START Entries supplied
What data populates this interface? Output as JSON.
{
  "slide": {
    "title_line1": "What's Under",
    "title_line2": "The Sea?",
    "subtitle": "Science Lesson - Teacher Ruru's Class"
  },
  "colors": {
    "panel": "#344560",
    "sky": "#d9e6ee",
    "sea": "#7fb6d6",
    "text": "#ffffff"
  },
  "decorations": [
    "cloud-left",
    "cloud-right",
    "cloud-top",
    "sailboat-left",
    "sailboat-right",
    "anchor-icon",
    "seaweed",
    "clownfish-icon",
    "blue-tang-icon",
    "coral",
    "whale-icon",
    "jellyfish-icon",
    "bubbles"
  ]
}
END Entries supplied
From the first line to the last, please quote the material above exactly.

Response for this exercise
What data populates this interface? Output as JSON.
{
  "slide": {
    "title_line1": "What's Under",
    "title_line2": "The Sea?",
    "subtitle": "Science Lesson - Teacher Ruru's Class"
  },
  "colors": {
    "panel": "#344560",
    "sky": "#d9e6ee",
    "sea": "#7fb6d6",
    "text": "#ffffff"
  },
  "decorations": [
    "cloud-left",
    "cloud-right",
    "cloud-top",
    "sailboat-left",
    "sailboat-right",
    "anchor-icon",
    "seaweed",
    "clownfish-icon",
    "blue-tang-icon",
    "coral",
    "whale-icon",
    "jellyfish-icon",
    "bubbles"
  ]
}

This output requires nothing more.